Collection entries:

↓

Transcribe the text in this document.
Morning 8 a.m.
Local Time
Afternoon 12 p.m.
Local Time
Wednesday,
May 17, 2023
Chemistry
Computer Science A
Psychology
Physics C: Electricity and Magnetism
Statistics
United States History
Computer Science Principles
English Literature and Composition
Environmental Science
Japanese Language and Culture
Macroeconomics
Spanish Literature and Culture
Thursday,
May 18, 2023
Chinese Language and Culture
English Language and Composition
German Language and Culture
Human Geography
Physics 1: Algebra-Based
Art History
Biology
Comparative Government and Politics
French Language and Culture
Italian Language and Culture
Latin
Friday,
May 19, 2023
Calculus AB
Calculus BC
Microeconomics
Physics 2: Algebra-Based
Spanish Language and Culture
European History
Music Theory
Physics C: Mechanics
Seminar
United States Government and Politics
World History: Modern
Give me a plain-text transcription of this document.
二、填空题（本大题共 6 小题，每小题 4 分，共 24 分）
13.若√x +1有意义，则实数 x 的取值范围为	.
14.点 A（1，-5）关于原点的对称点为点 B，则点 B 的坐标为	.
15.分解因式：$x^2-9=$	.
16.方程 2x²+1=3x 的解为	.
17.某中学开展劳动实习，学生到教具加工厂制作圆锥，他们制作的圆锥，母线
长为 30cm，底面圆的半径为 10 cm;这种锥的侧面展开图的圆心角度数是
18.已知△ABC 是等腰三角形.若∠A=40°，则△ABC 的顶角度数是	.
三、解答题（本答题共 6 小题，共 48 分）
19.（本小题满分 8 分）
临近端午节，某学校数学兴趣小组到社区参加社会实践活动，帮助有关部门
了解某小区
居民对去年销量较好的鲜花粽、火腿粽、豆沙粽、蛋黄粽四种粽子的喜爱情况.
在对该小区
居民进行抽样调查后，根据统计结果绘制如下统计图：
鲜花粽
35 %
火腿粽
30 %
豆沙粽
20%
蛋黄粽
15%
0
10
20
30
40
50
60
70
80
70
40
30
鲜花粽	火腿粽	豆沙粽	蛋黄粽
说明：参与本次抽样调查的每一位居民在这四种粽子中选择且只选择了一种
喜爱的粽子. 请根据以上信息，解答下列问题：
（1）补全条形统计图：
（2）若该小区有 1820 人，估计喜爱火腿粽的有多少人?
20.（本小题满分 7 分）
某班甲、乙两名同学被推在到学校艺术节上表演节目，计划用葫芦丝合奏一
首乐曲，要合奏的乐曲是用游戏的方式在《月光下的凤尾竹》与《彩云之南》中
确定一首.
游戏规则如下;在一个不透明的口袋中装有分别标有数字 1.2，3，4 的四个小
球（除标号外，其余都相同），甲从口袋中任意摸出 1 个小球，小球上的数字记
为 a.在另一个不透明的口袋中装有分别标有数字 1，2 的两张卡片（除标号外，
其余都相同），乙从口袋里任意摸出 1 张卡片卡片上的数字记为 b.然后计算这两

↑

> _Aim_: Retype all of the material, keeping each line exact.

> _Answer below_:
Transcribe the text in this document.
Morning 8 a.m.
Local Time
Afternoon 12 p.m.
Local Time
Wednesday,
May 17, 2023
Chemistry
Computer Science A
Psychology
Physics C: Electricity and Magnetism
Statistics
United States History
Computer Science Principles
English Literature and Composition
Environmental Science
Japanese Language and Culture
Macroeconomics
Spanish Literature and Culture
Thursday,
May 18, 2023
Chinese Language and Culture
English Language and Composition
German Language and Culture
Human Geography
Physics 1: Algebra-Based
Art History
Biology
Comparative Government and Politics
French Language and Culture
Italian Language and Culture
Latin
Friday,
May 19, 2023
Calculus AB
Calculus BC
Microeconomics
Physics 2: Algebra-Based
Spanish Language and Culture
European History
Music Theory
Physics C: Mechanics
Seminar
United States Government and Politics
World History: Modern
Give me a plain-text transcription of this document.
二、填空题（本大题共 6 小题，每小题 4 分，共 24 分）
13.若√x +1有意义，则实数 x 的取值范围为	.
14.点 A（1，-5）关于原点的对称点为点 B，则点 B 的坐标为	.
15.分解因式：$x^2-9=$	.
16.方程 2x²+1=3x 的解为	.
17.某中学开展劳动实习，学生到教具加工厂制作圆锥，他们制作的圆锥，母线
长为 30cm，底面圆的半径为 10 cm;这种锥的侧面展开图的圆心角度数是
18.已知△ABC 是等腰三角形.若∠A=40°，则△ABC 的顶角度数是	.
三、解答题（本答题共 6 小题，共 48 分）
19.（本小题满分 8 分）
临近端午节，某学校数学兴趣小组到社区参加社会实践活动，帮助有关部门
了解某小区
居民对去年销量较好的鲜花粽、火腿粽、豆沙粽、蛋黄粽四种粽子的喜爱情况.
在对该小区
居民进行抽样调查后，根据统计结果绘制如下统计图：
鲜花粽
35 %
火腿粽
30 %
豆沙粽
20%
蛋黄粽
15%
0
10
20
30
40
50
60
70
80
70
40
30
鲜花粽	火腿粽	豆沙粽	蛋黄粽
说明：参与本次抽样调查的每一位居民在这四种粽子中选择且只选择了一种
喜爱的粽子. 请根据以上信息，解答下列问题：
（1）补全条形统计图：
（2）若该小区有 1820 人，估计喜爱火腿粽的有多少人?
20.（本小题满分 7 分）
某班甲、乙两名同学被推在到学校艺术节上表演节目，计划用葫芦丝合奏一
首乐曲，要合奏的乐曲是用游戏的方式在《月光下的凤尾竹》与《彩云之南》中
确定一首.
游戏规则如下;在一个不透明的口袋中装有分别标有数字 1.2，3，4 的四个小
球（除标号外，其余都相同），甲从口袋中任意摸出 1 个小球，小球上的数字记
为 a.在另一个不透明的口袋中装有分别标有数字 1，2 的两张卡片（除标号外，
其余都相同），乙从口袋里任意摸出 1 张卡片卡片上的数字记为 b.然后计算这两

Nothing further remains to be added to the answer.